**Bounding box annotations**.
(begin)
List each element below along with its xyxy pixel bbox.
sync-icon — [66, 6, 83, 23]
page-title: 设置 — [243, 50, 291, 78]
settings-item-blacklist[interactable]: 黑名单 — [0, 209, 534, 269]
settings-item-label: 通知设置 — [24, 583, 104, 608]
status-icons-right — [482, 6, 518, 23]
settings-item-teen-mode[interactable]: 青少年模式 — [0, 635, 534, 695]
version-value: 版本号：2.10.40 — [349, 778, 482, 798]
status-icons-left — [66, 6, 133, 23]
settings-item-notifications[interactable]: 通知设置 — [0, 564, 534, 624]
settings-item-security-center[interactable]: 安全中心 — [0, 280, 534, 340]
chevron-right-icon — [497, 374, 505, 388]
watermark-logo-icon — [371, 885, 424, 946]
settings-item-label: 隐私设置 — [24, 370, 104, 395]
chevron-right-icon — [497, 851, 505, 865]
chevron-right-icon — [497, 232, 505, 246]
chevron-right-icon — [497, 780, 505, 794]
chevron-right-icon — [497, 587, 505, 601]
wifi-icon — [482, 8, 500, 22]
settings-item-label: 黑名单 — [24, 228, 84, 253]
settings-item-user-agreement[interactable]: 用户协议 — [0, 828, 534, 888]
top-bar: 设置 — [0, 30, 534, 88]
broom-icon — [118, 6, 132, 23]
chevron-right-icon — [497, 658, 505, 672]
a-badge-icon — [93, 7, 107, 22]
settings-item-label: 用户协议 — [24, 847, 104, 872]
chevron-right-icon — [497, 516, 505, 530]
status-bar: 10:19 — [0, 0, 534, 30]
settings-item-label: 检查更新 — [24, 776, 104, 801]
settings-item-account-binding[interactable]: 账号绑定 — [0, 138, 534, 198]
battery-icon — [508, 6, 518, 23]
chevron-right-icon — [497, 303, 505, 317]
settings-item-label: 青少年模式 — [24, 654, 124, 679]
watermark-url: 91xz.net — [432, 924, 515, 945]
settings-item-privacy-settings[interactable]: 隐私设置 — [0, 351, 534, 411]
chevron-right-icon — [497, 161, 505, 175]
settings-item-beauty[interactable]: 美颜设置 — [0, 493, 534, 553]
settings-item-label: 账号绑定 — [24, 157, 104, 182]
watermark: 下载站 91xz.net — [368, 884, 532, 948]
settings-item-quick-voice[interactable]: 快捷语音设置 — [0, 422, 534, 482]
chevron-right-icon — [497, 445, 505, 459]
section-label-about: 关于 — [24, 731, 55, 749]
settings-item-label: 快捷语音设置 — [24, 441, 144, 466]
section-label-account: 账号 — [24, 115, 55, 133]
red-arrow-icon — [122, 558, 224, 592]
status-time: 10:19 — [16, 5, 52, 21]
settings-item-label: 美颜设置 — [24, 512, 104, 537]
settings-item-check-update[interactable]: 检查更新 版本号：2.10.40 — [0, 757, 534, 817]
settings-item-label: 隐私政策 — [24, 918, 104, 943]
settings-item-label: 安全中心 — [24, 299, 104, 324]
(end)
**Your goal**.
Can you copy every entry above word for word, line by line?

**Exercise answer**.
List each element below along with its xyxy pixel bbox.
sync-icon — [66, 6, 83, 23]
page-title: 设置 — [243, 50, 291, 78]
settings-item-blacklist[interactable]: 黑名单 — [0, 209, 534, 269]
settings-item-label: 通知设置 — [24, 583, 104, 608]
status-icons-right — [482, 6, 518, 23]
settings-item-teen-mode[interactable]: 青少年模式 — [0, 635, 534, 695]
version-value: 版本号：2.10.40 — [349, 778, 482, 798]
status-icons-left — [66, 6, 133, 23]
settings-item-notifications[interactable]: 通知设置 — [0, 564, 534, 624]
settings-item-security-center[interactable]: 安全中心 — [0, 280, 534, 340]
chevron-right-icon — [497, 374, 505, 388]
watermark-logo-icon — [371, 885, 424, 946]
settings-item-label: 隐私设置 — [24, 370, 104, 395]
chevron-right-icon — [497, 851, 505, 865]
chevron-right-icon — [497, 232, 505, 246]
chevron-right-icon — [497, 780, 505, 794]
chevron-right-icon — [497, 587, 505, 601]
wifi-icon — [482, 8, 500, 22]
settings-item-label: 黑名单 — [24, 228, 84, 253]
settings-item-user-agreement[interactable]: 用户协议 — [0, 828, 534, 888]
top-bar: 设置 — [0, 30, 534, 88]
broom-icon — [118, 6, 132, 23]
chevron-right-icon — [497, 658, 505, 672]
a-badge-icon — [93, 7, 107, 22]
settings-item-label: 用户协议 — [24, 847, 104, 872]
chevron-right-icon — [497, 516, 505, 530]
status-bar: 10:19 — [0, 0, 534, 30]
settings-item-label: 检查更新 — [24, 776, 104, 801]
settings-item-account-binding[interactable]: 账号绑定 — [0, 138, 534, 198]
battery-icon — [508, 6, 518, 23]
chevron-right-icon — [497, 303, 505, 317]
settings-item-label: 青少年模式 — [24, 654, 124, 679]
watermark-url: 91xz.net — [432, 924, 515, 945]
settings-item-privacy-settings[interactable]: 隐私设置 — [0, 351, 534, 411]
chevron-right-icon — [497, 161, 505, 175]
settings-item-beauty[interactable]: 美颜设置 — [0, 493, 534, 553]
settings-item-label: 账号绑定 — [24, 157, 104, 182]
watermark: 下载站 91xz.net — [368, 884, 532, 948]
settings-item-quick-voice[interactable]: 快捷语音设置 — [0, 422, 534, 482]
chevron-right-icon — [497, 445, 505, 459]
section-label-about: 关于 — [24, 731, 55, 749]
settings-item-label: 快捷语音设置 — [24, 441, 144, 466]
section-label-account: 账号 — [24, 115, 55, 133]
red-arrow-icon — [122, 558, 224, 592]
status-time: 10:19 — [16, 5, 52, 21]
settings-item-label: 美颜设置 — [24, 512, 104, 537]
settings-item-check-update[interactable]: 检查更新 版本号：2.10.40 — [0, 757, 534, 817]
settings-item-label: 隐私政策 — [24, 918, 104, 943]
settings-item-label: 安全中心 — [24, 299, 104, 324]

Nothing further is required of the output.